Repeat, exactly as written, the line with "OCR this image." and every line that follows it in the material below, ending with the last.

***

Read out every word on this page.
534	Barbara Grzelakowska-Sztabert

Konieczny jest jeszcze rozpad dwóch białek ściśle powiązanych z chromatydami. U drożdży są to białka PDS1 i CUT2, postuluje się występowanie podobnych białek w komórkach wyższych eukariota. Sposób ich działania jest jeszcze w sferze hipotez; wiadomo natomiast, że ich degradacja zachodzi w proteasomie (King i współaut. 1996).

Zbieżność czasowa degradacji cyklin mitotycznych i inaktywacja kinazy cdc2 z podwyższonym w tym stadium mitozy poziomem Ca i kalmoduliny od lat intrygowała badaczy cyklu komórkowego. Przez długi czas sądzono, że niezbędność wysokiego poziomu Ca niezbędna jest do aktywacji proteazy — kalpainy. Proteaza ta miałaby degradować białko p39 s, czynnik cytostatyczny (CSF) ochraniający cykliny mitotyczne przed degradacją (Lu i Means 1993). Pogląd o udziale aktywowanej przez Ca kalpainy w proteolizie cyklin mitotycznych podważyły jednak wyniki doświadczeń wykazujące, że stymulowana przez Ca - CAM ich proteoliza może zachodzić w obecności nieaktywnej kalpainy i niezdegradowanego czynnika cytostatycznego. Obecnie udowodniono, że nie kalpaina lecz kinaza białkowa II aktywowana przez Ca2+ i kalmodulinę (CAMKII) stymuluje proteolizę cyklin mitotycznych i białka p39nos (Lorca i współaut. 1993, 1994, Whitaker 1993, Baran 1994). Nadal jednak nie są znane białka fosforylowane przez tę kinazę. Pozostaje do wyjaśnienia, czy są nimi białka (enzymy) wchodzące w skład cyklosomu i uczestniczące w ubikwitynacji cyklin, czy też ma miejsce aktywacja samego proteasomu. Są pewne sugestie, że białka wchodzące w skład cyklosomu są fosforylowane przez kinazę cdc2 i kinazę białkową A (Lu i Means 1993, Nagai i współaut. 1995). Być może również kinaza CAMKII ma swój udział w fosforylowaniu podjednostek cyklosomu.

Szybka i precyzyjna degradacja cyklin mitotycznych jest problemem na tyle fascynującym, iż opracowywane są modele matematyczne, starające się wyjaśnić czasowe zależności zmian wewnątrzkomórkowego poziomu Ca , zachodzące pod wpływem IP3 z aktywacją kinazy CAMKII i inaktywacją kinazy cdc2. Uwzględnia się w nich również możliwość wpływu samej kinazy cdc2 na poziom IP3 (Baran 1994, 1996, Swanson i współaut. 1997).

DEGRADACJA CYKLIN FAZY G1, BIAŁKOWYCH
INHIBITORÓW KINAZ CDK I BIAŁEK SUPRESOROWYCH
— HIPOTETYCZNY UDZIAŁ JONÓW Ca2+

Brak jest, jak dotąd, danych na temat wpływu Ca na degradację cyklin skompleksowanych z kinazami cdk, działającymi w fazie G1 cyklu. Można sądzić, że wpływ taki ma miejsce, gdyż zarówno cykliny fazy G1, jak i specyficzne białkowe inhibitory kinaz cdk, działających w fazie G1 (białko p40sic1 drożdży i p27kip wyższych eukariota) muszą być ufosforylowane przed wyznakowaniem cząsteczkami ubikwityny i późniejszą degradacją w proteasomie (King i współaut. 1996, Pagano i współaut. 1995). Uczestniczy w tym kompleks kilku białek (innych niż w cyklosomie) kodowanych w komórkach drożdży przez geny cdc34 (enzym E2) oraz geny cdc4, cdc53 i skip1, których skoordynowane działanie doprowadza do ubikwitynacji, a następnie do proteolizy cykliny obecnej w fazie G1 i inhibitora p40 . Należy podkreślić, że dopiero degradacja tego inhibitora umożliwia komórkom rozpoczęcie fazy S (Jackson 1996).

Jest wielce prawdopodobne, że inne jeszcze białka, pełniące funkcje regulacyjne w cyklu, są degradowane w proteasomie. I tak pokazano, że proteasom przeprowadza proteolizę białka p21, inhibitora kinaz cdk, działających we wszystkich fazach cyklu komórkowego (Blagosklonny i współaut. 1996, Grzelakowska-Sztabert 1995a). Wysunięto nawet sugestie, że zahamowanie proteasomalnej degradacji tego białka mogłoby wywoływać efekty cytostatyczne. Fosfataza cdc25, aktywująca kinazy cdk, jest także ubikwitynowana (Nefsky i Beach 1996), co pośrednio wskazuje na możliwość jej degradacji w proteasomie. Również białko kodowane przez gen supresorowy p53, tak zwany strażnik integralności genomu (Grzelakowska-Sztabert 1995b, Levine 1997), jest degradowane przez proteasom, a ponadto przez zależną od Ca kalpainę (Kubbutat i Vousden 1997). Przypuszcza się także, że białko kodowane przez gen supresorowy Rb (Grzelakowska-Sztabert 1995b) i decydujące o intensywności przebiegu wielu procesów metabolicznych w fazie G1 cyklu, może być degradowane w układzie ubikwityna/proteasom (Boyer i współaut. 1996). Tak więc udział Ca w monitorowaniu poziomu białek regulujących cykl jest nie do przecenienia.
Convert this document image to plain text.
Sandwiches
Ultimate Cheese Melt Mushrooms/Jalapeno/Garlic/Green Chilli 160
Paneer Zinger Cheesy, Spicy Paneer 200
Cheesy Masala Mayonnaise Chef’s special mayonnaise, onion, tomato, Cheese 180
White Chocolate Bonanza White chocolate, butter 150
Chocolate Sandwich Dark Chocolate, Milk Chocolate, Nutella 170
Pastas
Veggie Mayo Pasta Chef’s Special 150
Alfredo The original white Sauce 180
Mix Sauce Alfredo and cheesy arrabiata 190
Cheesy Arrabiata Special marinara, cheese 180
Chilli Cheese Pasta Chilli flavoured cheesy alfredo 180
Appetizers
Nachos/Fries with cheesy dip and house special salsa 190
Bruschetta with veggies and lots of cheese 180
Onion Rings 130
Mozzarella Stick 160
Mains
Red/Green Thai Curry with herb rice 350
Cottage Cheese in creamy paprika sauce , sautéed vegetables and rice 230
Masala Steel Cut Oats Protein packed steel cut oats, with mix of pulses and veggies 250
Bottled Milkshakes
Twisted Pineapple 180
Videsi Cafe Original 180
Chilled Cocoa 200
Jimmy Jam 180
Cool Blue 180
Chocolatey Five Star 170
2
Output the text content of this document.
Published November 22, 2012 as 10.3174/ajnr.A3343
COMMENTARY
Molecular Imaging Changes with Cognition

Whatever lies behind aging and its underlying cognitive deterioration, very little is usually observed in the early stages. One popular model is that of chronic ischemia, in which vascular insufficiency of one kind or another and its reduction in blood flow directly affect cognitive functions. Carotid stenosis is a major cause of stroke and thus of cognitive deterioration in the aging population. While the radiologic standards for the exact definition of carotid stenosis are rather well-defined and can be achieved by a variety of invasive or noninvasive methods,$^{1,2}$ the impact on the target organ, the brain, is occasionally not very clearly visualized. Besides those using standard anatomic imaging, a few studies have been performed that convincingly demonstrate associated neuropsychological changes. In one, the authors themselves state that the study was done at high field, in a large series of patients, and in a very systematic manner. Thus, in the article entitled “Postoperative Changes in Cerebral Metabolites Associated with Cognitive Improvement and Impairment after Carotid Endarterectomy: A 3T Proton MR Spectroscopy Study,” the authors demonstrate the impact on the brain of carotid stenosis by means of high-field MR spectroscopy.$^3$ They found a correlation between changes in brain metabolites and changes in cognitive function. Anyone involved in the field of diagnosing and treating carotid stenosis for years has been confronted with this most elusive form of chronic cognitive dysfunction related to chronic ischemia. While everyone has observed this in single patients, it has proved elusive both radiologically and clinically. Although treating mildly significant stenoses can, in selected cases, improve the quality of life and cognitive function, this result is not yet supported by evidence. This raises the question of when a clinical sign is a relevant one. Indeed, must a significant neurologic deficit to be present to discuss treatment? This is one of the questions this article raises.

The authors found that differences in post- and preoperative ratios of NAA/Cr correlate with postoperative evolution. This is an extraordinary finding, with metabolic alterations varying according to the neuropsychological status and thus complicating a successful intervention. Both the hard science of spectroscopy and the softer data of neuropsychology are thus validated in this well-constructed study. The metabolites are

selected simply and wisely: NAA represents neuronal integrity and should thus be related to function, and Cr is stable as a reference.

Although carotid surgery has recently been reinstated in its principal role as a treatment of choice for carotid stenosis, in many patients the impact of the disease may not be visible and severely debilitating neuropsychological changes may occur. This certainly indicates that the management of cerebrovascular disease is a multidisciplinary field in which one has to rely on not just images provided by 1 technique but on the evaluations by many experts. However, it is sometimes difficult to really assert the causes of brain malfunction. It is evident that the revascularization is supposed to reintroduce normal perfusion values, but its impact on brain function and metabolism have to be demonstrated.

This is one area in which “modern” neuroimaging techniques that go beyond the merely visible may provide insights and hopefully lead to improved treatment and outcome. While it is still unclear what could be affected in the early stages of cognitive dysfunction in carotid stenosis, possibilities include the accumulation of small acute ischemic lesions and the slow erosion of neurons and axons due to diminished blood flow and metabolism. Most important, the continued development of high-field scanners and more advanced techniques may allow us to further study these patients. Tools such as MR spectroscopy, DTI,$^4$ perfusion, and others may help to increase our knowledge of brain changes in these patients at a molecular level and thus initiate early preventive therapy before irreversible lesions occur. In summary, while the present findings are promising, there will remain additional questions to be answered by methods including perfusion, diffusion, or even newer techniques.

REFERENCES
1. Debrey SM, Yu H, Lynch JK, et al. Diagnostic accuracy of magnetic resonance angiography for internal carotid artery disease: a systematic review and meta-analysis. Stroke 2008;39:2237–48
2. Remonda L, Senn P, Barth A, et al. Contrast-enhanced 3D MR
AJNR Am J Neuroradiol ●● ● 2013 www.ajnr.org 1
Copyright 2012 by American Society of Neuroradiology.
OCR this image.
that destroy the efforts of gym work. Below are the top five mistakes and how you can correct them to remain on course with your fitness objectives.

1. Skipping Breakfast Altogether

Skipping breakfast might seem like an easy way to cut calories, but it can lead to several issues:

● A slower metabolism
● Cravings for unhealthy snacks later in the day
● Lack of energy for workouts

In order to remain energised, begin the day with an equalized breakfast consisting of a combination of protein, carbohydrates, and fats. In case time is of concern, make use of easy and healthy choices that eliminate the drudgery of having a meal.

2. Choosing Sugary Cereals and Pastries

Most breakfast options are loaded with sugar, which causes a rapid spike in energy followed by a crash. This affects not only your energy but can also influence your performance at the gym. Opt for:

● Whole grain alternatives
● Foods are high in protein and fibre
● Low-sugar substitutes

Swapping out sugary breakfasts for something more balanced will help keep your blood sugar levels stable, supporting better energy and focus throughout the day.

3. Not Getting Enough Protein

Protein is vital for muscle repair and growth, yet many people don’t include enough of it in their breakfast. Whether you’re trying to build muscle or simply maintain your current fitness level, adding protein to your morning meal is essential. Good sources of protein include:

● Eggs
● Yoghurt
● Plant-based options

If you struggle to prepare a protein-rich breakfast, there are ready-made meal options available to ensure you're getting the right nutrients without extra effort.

***

TASK OUTPUT:
OCR this image.
that destroy the efforts of gym work. Below are the top five mistakes and how you can correct them to remain on course with your fitness objectives.

1. Skipping Breakfast Altogether

Skipping breakfast might seem like an easy way to cut calories, but it can lead to several issues:

● A slower metabolism
● Cravings for unhealthy snacks later in the day
● Lack of energy for workouts

In order to remain energised, begin the day with an equalized breakfast consisting of a combination of protein, carbohydrates, and fats. In case time is of concern, make use of easy and healthy choices that eliminate the drudgery of having a meal.

2. Choosing Sugary Cereals and Pastries

Most breakfast options are loaded with sugar, which causes a rapid spike in energy followed by a crash. This affects not only your energy but can also influence your performance at the gym. Opt for:

● Whole grain alternatives
● Foods are high in protein and fibre
● Low-sugar substitutes

Swapping out sugary breakfasts for something more balanced will help keep your blood sugar levels stable, supporting better energy and focus throughout the day.

3. Not Getting Enough Protein

Protein is vital for muscle repair and growth, yet many people don’t include enough of it in their breakfast. Whether you’re trying to build muscle or simply maintain your current fitness level, adding protein to your morning meal is essential. Good sources of protein include:

● Eggs
● Yoghurt
● Plant-based options

If you struggle to prepare a protein-rich breakfast, there are ready-made meal options available to ensure you're getting the right nutrients without extra effort.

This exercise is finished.